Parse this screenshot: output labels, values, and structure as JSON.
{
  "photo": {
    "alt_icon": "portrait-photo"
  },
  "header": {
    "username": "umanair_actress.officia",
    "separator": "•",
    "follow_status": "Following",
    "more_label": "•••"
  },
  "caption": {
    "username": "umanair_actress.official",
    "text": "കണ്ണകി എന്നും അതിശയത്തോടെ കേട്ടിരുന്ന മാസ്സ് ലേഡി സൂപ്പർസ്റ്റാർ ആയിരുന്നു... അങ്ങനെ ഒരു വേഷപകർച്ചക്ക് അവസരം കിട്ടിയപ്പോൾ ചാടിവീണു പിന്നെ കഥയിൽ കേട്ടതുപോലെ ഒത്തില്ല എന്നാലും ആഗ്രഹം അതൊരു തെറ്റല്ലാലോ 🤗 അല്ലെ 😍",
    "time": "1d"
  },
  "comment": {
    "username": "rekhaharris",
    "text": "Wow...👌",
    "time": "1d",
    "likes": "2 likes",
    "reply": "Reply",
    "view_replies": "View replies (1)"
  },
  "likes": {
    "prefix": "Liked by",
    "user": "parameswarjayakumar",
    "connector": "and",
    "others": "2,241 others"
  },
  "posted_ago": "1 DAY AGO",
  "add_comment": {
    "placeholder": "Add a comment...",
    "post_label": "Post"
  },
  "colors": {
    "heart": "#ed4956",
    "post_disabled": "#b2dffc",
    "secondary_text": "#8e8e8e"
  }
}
+--
**Your goal:** Extract the complete listing above, reproducing each line exactly.

**Output of the task:**
Parse this screenshot: output labels, values, and structure as JSON.
{
  "photo": {
    "alt_icon": "portrait-photo"
  },
  "header": {
    "username": "umanair_actress.officia",
    "separator": "•",
    "follow_status": "Following",
    "more_label": "•••"
  },
  "caption": {
    "username": "umanair_actress.official",
    "text": "കണ്ണകി എന്നും അതിശയത്തോടെ കേട്ടിരുന്ന മാസ്സ് ലേഡി സൂപ്പർസ്റ്റാർ ആയിരുന്നു... അങ്ങനെ ഒരു വേഷപകർച്ചക്ക് അവസരം കിട്ടിയപ്പോൾ ചാടിവീണു പിന്നെ കഥയിൽ കേട്ടതുപോലെ ഒത്തില്ല എന്നാലും ആഗ്രഹം അതൊരു തെറ്റല്ലാലോ 🤗 അല്ലെ 😍",
    "time": "1d"
  },
  "comment": {
    "username": "rekhaharris",
    "text": "Wow...👌",
    "time": "1d",
    "likes": "2 likes",
    "reply": "Reply",
    "view_replies": "View replies (1)"
  },
  "likes": {
    "prefix": "Liked by",
    "user": "parameswarjayakumar",
    "connector": "and",
    "others": "2,241 others"
  },
  "posted_ago": "1 DAY AGO",
  "add_comment": {
    "placeholder": "Add a comment...",
    "post_label": "Post"
  },
  "colors": {
    "heart": "#ed4956",
    "post_disabled": "#b2dffc",
    "secondary_text": "#8e8e8e"
  }
}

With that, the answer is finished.